| Exercise details |
Search the entries for the word "Kungälvs" and pull out each line that has it.

| Exercise input |

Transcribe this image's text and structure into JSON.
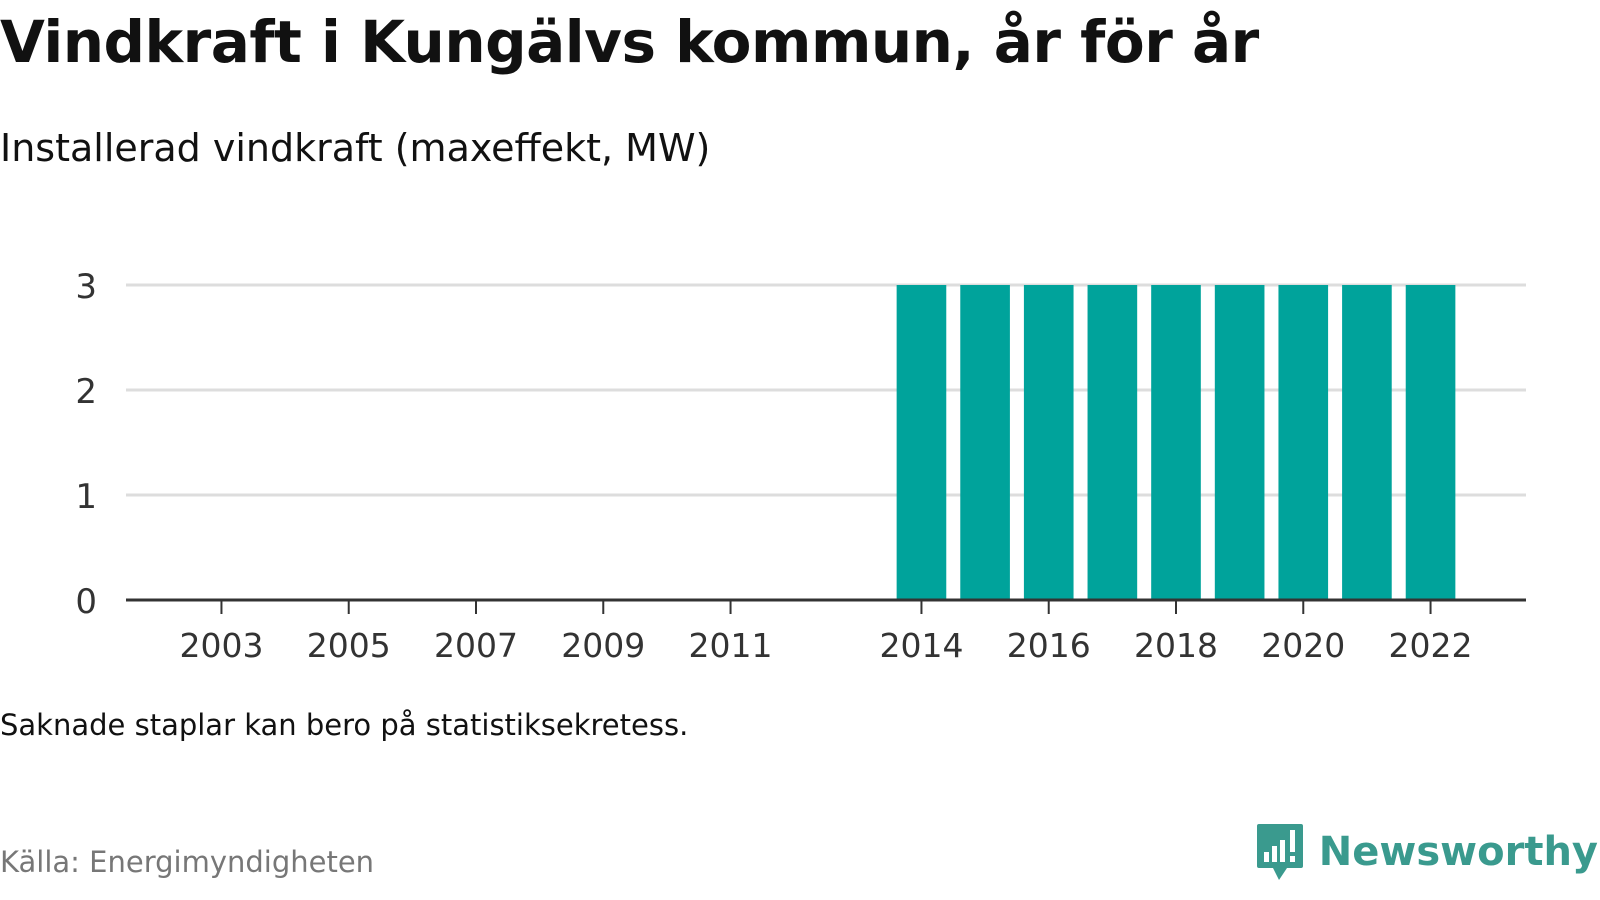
{
  "title": "Vindkraft i Kungälvs kommun, år för år",
  "subtitle": "Installerad vindkraft (maxeffekt, MW)",
  "note": "Saknade staplar kan bero på statistiksekretess.",
  "source": "Källa: Energimyndigheten",
  "brand": {
    "name": "Newsworthy",
    "icon": "newsworthy-logo-icon",
    "color": "#3a9a8e"
  },
  "colors": {
    "bar": "#00a39b",
    "grid": "#dddddd",
    "axis": "#333333",
    "tick_text": "#333333"
  },
  "chart_data": {
    "type": "bar",
    "title": "Vindkraft i Kungälvs kommun, år för år",
    "subtitle": "Installerad vindkraft (maxeffekt, MW)",
    "xlabel": "",
    "ylabel": "",
    "categories": [
      "2002",
      "2003",
      "2004",
      "2005",
      "2006",
      "2007",
      "2008",
      "2009",
      "2010",
      "2011",
      "2012",
      "2013",
      "2014",
      "2015",
      "2016",
      "2017",
      "2018",
      "2019",
      "2020",
      "2021",
      "2022",
      "2023"
    ],
    "values": [
      null,
      null,
      null,
      null,
      null,
      null,
      null,
      null,
      null,
      null,
      null,
      null,
      3,
      3,
      3,
      3,
      3,
      3,
      3,
      3,
      3,
      null
    ],
    "x_tick_labels": [
      "2003",
      "2005",
      "2007",
      "2009",
      "2011",
      "2014",
      "2016",
      "2018",
      "2020",
      "2022"
    ],
    "yticks": [
      0,
      1,
      2,
      3
    ],
    "ylim": [
      0,
      3
    ],
    "grid": true,
    "legend": "none"
  }
}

| Correct output |
  "title": "Vindkraft i Kungälvs kommun, år för år",
    "title": "Vindkraft i Kungälvs kommun, år för år",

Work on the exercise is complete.